--- Records for the exercise ---

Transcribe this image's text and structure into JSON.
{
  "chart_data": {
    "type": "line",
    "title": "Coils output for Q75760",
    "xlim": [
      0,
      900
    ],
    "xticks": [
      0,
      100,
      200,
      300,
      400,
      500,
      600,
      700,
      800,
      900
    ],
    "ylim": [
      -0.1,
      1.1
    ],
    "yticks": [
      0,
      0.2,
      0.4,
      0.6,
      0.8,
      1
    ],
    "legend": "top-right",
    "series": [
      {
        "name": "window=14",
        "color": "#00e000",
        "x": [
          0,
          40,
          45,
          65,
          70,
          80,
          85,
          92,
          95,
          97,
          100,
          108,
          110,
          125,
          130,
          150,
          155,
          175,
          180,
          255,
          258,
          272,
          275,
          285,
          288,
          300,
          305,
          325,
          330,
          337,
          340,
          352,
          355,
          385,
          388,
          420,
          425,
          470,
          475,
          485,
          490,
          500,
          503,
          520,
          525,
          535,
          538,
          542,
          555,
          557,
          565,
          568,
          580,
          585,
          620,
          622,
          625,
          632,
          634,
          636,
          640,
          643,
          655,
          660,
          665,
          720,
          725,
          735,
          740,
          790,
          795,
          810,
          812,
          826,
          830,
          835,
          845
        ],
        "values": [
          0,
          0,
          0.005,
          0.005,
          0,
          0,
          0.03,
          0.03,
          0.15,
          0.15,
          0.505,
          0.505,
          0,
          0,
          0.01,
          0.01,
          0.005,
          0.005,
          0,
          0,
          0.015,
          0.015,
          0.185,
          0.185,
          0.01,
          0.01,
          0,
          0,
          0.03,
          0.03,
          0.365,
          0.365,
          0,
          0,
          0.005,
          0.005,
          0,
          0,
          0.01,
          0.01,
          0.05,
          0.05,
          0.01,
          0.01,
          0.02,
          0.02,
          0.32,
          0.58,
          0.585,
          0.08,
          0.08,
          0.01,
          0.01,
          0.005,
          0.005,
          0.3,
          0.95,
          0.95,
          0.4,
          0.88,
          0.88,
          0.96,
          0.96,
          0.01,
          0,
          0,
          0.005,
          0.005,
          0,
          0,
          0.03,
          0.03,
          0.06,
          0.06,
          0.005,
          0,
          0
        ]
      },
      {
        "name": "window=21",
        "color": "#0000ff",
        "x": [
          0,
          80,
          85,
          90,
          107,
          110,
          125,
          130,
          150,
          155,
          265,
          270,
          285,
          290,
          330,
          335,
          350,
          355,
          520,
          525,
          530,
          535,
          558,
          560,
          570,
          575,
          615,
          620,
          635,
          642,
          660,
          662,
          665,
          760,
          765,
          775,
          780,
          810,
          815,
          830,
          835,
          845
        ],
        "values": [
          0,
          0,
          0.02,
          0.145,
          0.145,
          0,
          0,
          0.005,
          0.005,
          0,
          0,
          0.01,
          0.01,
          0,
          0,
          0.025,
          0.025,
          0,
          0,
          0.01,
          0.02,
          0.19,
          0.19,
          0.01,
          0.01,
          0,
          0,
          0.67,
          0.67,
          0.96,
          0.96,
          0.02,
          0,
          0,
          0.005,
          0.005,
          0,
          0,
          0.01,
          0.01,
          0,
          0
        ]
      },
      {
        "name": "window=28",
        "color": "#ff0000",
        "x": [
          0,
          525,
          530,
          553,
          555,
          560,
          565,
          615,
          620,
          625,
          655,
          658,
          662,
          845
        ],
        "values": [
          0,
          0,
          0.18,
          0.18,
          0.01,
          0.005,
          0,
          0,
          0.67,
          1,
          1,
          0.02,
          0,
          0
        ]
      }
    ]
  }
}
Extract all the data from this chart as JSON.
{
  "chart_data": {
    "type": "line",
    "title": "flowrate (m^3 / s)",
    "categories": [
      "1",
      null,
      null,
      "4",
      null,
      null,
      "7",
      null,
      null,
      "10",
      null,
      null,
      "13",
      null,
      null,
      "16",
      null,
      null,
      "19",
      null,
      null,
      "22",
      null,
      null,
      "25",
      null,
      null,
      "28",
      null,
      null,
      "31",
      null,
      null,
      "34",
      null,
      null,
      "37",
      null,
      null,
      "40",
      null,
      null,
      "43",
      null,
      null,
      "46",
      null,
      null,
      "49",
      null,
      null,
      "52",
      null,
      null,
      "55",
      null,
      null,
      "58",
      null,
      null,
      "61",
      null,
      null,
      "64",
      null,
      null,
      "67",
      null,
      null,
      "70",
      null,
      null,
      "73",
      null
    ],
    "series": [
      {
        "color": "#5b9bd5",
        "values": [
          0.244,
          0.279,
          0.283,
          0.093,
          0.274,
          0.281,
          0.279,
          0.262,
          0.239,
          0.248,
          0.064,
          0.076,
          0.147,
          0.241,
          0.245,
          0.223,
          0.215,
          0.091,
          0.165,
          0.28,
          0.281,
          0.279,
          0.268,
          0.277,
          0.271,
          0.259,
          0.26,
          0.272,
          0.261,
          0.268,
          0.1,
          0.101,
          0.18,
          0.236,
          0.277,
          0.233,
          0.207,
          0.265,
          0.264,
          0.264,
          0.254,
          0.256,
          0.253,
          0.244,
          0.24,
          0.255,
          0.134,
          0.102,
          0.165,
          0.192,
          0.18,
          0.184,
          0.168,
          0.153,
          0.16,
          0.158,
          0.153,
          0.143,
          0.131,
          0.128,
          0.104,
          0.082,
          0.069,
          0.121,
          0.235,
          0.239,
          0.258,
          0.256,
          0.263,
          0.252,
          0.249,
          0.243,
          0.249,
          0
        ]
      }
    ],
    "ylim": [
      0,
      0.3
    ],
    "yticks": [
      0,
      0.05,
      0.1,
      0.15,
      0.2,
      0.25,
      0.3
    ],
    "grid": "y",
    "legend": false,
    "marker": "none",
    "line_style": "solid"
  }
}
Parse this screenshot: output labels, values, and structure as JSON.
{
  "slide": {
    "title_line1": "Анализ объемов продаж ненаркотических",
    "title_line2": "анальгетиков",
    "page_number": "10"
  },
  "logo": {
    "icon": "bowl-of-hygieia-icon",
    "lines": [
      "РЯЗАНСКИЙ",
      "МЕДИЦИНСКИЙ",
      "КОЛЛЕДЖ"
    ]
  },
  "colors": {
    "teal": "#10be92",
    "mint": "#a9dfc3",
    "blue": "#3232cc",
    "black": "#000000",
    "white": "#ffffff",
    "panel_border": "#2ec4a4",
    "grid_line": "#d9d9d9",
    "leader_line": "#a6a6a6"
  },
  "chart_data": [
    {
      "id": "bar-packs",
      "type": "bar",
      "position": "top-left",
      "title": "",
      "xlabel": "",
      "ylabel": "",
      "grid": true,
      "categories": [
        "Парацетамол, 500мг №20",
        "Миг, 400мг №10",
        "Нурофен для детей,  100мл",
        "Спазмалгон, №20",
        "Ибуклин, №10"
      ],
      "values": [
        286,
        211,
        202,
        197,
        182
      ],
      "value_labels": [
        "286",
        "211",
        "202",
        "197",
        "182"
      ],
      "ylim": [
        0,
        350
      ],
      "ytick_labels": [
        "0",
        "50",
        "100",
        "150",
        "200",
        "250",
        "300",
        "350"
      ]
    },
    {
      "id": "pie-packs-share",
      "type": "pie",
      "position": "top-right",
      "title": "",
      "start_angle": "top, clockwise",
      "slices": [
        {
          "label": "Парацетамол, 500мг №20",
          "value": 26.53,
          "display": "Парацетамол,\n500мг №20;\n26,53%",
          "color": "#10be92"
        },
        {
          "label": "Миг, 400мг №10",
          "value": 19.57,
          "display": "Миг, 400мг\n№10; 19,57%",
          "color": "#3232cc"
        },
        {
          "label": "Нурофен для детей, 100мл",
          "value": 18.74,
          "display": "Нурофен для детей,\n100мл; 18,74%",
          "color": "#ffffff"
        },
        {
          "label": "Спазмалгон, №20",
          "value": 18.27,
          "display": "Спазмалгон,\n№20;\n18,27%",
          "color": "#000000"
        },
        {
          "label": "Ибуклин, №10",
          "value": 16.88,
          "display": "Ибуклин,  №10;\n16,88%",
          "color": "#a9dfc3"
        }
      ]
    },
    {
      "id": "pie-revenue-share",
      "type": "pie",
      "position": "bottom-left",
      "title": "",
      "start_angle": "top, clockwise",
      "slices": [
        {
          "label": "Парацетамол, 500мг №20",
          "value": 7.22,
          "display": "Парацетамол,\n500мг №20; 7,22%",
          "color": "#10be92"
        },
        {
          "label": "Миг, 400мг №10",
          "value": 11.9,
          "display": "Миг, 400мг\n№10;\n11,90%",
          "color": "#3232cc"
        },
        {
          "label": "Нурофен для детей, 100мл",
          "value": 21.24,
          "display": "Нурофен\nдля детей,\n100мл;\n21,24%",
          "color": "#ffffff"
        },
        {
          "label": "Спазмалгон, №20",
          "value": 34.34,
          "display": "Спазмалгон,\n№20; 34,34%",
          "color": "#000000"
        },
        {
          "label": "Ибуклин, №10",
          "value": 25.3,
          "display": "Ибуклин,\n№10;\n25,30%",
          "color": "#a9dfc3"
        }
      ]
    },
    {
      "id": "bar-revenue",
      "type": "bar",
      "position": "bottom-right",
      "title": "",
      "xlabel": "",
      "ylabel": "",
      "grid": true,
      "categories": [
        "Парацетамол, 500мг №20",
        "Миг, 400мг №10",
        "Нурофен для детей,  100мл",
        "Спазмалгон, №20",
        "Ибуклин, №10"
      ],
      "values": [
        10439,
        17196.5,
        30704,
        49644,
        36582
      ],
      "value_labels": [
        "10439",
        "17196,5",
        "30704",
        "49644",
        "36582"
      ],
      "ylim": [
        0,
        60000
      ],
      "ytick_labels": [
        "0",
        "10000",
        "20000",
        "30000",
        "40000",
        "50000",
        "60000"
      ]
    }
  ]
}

---

### [Task instructions]
Copy each line of the records containing the string "this".

### [Written solution]
Transcribe this image's text and structure into JSON.
Extract all the data from this chart as JSON.
Parse this screenshot: output labels, values, and structure as JSON.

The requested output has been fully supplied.